(EXERCISE DESCRIPTION):
Below are some entries. Copy each line that holds the string "American".

(TASK INPUT):
— start —
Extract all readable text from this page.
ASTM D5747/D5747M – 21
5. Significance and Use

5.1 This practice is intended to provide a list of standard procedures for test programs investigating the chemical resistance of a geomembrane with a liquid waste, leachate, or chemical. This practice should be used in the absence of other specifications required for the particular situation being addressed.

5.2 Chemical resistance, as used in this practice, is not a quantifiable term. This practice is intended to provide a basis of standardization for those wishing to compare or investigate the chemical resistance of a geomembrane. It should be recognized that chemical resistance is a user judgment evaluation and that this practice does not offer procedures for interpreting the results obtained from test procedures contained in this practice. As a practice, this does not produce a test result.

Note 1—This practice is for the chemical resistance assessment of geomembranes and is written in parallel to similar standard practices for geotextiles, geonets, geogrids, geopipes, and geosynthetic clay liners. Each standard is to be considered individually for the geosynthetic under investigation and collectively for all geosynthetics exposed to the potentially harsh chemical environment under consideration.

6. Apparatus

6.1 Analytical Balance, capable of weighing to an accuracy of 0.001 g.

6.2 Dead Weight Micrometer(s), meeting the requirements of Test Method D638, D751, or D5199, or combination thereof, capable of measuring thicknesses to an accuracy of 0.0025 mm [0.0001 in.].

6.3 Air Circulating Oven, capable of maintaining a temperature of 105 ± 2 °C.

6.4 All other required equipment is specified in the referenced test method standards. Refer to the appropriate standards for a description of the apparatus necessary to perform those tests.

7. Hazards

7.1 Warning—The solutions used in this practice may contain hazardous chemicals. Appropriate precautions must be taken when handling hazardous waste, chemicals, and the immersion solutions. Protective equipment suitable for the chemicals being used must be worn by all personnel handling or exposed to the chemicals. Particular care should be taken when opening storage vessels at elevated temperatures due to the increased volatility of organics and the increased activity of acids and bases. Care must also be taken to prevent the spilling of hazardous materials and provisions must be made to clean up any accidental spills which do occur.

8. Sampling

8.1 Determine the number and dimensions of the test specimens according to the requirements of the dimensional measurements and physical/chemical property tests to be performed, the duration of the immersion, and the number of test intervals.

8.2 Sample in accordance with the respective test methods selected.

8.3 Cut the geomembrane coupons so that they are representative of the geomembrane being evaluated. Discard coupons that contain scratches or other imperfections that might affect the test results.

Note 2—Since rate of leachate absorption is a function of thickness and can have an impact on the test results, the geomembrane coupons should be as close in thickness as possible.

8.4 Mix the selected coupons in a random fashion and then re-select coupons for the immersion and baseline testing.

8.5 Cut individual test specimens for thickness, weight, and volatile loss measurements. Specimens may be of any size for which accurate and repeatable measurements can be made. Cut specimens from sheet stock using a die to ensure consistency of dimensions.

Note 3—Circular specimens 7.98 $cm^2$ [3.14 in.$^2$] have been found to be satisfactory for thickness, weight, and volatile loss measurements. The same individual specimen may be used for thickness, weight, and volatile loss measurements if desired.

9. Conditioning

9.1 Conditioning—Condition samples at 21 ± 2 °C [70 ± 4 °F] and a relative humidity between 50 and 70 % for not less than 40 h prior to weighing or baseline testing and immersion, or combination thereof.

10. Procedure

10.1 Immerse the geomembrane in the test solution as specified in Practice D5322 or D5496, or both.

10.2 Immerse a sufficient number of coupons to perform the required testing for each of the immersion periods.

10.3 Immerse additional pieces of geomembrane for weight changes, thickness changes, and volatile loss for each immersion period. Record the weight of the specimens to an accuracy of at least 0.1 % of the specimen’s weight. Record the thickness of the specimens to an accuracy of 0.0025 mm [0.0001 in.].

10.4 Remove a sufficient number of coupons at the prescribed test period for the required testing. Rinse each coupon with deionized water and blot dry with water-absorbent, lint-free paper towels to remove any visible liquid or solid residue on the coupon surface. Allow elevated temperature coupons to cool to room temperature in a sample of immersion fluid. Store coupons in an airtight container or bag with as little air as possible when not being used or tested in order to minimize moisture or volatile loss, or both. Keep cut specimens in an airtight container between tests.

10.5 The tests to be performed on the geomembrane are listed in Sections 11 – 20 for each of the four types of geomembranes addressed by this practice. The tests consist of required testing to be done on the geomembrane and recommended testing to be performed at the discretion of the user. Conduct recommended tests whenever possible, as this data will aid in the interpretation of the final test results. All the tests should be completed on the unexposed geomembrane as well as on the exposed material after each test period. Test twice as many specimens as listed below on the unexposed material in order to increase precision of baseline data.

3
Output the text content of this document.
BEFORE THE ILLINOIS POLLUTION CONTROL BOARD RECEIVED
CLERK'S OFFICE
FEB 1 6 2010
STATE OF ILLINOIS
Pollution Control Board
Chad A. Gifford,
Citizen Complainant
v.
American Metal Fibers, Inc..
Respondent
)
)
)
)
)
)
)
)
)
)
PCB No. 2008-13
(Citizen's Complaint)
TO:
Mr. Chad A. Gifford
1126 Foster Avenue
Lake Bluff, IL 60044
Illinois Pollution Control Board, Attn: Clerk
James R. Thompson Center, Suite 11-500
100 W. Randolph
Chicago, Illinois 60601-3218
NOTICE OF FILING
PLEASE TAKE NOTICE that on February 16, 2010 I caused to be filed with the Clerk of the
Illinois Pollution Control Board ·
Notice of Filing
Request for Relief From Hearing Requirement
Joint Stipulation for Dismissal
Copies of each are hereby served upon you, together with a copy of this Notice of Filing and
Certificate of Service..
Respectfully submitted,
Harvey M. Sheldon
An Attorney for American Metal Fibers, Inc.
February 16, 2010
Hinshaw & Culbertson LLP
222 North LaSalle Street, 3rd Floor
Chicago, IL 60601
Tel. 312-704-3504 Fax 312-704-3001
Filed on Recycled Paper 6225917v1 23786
— end —
(TASK RESULT):
American Metal Fibers, Inc..
An Attorney for American Metal Fibers, Inc.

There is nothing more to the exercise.